[What is expected]:
How many of the lines that follow contain the word "ylabel"? Give only the number.
|---|
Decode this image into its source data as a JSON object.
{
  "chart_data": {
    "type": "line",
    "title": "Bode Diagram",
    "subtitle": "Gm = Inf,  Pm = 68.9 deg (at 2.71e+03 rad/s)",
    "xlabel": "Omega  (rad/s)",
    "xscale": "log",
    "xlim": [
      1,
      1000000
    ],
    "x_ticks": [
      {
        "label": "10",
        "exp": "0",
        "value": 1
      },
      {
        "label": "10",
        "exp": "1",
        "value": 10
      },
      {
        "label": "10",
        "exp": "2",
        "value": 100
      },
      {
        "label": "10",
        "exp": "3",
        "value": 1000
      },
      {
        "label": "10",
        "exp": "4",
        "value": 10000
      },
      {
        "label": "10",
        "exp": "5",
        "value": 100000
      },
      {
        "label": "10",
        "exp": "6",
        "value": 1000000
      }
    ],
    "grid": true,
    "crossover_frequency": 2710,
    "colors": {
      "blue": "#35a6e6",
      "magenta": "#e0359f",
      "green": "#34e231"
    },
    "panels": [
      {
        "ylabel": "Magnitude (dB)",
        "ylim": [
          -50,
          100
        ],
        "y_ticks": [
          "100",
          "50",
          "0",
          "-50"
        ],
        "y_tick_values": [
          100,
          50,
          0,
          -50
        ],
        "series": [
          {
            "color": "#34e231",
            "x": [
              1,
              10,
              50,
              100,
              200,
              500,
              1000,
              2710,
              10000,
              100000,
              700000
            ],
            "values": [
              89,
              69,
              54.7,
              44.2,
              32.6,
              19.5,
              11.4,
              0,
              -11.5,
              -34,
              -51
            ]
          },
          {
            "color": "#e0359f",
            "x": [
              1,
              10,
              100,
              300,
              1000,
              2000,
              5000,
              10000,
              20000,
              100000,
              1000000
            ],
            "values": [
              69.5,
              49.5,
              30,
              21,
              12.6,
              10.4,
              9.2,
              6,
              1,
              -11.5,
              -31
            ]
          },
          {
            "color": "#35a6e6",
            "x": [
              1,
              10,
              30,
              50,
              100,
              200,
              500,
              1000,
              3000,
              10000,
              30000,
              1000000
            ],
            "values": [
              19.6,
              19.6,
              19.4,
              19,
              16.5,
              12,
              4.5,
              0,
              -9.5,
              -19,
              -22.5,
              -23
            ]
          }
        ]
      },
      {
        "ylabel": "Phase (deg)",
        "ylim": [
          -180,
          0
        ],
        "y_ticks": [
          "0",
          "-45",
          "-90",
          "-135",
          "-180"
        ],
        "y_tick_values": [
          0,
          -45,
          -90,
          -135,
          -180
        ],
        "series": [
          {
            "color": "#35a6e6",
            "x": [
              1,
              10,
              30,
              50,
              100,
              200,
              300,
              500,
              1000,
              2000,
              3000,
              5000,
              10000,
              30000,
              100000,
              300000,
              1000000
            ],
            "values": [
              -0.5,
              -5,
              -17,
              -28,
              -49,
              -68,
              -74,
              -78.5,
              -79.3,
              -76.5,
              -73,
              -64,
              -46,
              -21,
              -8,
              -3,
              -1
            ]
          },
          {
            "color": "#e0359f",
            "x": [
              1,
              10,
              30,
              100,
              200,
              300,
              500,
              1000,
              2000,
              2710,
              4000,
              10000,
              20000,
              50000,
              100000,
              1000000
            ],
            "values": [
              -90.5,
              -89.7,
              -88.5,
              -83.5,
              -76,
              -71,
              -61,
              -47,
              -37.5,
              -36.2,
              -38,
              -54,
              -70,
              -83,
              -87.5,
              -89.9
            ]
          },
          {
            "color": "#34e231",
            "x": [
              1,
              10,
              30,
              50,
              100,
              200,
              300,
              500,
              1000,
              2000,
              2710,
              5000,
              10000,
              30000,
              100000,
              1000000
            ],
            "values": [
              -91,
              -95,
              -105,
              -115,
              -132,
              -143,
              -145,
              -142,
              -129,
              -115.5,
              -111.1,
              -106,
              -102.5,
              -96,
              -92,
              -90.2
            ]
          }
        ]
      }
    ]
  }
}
|---|
[Result of this exercise]:
2